*WORK INSTRUCTIONS*: Find the lines below that contain the word "name" and count them. Only the number should be given.

*DATA EXCERPTS*:

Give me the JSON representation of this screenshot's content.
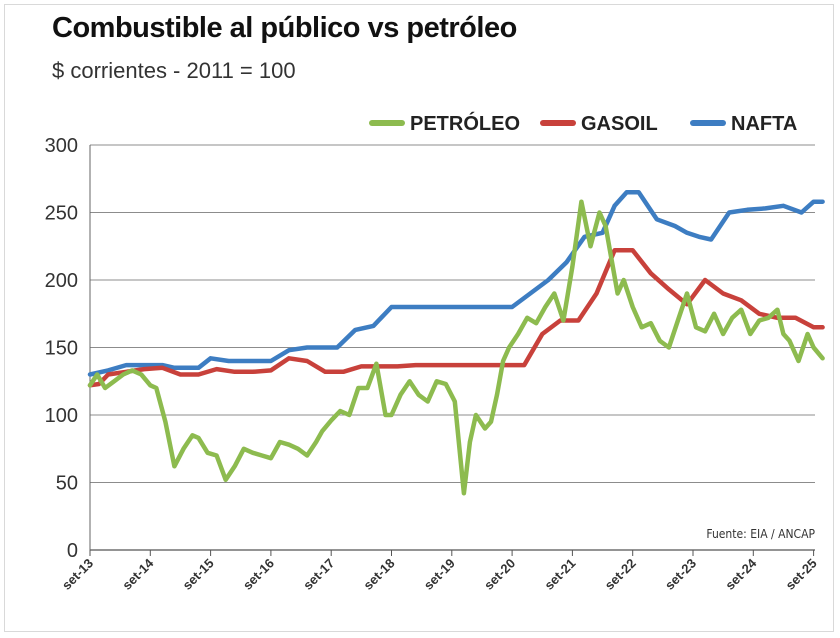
{
  "chart_data": {
    "type": "line",
    "title": "Combustible al público vs petróleo",
    "subtitle": "$ corrientes - 2011 = 100",
    "ylim": [
      0,
      300
    ],
    "yticks": [
      0,
      50,
      100,
      150,
      200,
      250,
      300
    ],
    "xlim": [
      0,
      12.2
    ],
    "xticks": [
      "set-13",
      "set-14",
      "set-15",
      "set-16",
      "set-17",
      "set-18",
      "set-19",
      "set-20",
      "set-21",
      "set-22",
      "set-23",
      "set-24",
      "set-25"
    ],
    "grid": true,
    "legend_position": "top-right",
    "source": "Fuente: EIA / ANCAP",
    "series": [
      {
        "name": "PETRÓLEO",
        "color": "#8dbb4f",
        "x": [
          0,
          0.12,
          0.25,
          0.4,
          0.55,
          0.7,
          0.85,
          1.0,
          1.1,
          1.25,
          1.4,
          1.55,
          1.7,
          1.8,
          1.95,
          2.1,
          2.25,
          2.4,
          2.55,
          2.7,
          2.85,
          3.0,
          3.15,
          3.3,
          3.45,
          3.6,
          3.75,
          3.85,
          4.0,
          4.15,
          4.3,
          4.45,
          4.6,
          4.75,
          4.9,
          5.0,
          5.15,
          5.3,
          5.45,
          5.6,
          5.75,
          5.9,
          6.05,
          6.2,
          6.3,
          6.4,
          6.55,
          6.65,
          6.75,
          6.85,
          6.95,
          7.1,
          7.25,
          7.4,
          7.55,
          7.7,
          7.85,
          8.0,
          8.15,
          8.3,
          8.45,
          8.55,
          8.65,
          8.75,
          8.85,
          9.0,
          9.15,
          9.3,
          9.45,
          9.6,
          9.75,
          9.9,
          10.05,
          10.2,
          10.35,
          10.5,
          10.65,
          10.8,
          10.95,
          11.1,
          11.25,
          11.4,
          11.5,
          11.6,
          11.75,
          11.9,
          12.0,
          12.15
        ],
        "values": [
          122,
          130,
          120,
          125,
          130,
          133,
          130,
          122,
          120,
          95,
          62,
          75,
          85,
          83,
          72,
          70,
          52,
          62,
          75,
          72,
          70,
          68,
          80,
          78,
          75,
          70,
          80,
          88,
          96,
          103,
          100,
          120,
          120,
          138,
          100,
          100,
          115,
          125,
          115,
          110,
          125,
          123,
          110,
          42,
          80,
          100,
          90,
          95,
          115,
          140,
          150,
          160,
          172,
          168,
          180,
          190,
          170,
          210,
          258,
          225,
          250,
          240,
          215,
          190,
          200,
          180,
          165,
          168,
          155,
          150,
          170,
          190,
          165,
          162,
          175,
          160,
          172,
          178,
          160,
          170,
          172,
          178,
          160,
          155,
          140,
          160,
          150,
          142
        ]
      },
      {
        "name": "GASOIL",
        "color": "#c8413b",
        "x": [
          0,
          0.15,
          0.3,
          0.6,
          0.9,
          1.2,
          1.5,
          1.8,
          2.1,
          2.4,
          2.7,
          3.0,
          3.3,
          3.6,
          3.9,
          4.2,
          4.5,
          4.8,
          5.1,
          5.4,
          5.7,
          6.0,
          6.3,
          6.6,
          6.9,
          7.2,
          7.5,
          7.8,
          8.1,
          8.4,
          8.7,
          9.0,
          9.3,
          9.6,
          9.9,
          10.2,
          10.5,
          10.8,
          11.1,
          11.4,
          11.7,
          12.0,
          12.15
        ],
        "values": [
          122,
          123,
          130,
          132,
          134,
          135,
          130,
          130,
          134,
          132,
          132,
          133,
          142,
          140,
          132,
          132,
          136,
          136,
          136,
          137,
          137,
          137,
          137,
          137,
          137,
          137,
          160,
          170,
          170,
          190,
          222,
          222,
          205,
          193,
          182,
          200,
          190,
          185,
          175,
          172,
          172,
          165,
          165
        ]
      },
      {
        "name": "NAFTA",
        "color": "#3d7dc2",
        "x": [
          0,
          0.3,
          0.6,
          1.0,
          1.2,
          1.4,
          1.6,
          1.8,
          2.0,
          2.3,
          2.7,
          3.0,
          3.3,
          3.6,
          3.9,
          4.1,
          4.4,
          4.7,
          5.0,
          5.4,
          5.8,
          6.2,
          6.6,
          7.0,
          7.3,
          7.6,
          7.9,
          8.2,
          8.5,
          8.7,
          8.9,
          9.1,
          9.4,
          9.7,
          9.9,
          10.1,
          10.3,
          10.6,
          10.9,
          11.2,
          11.5,
          11.8,
          12.0,
          12.15
        ],
        "values": [
          130,
          133,
          137,
          137,
          137,
          135,
          135,
          135,
          142,
          140,
          140,
          140,
          148,
          150,
          150,
          150,
          163,
          166,
          180,
          180,
          180,
          180,
          180,
          180,
          190,
          200,
          213,
          232,
          235,
          255,
          265,
          265,
          245,
          240,
          235,
          232,
          230,
          250,
          252,
          253,
          255,
          250,
          258,
          258
        ]
      }
    ]
  }
}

*FINAL RESULT*: 3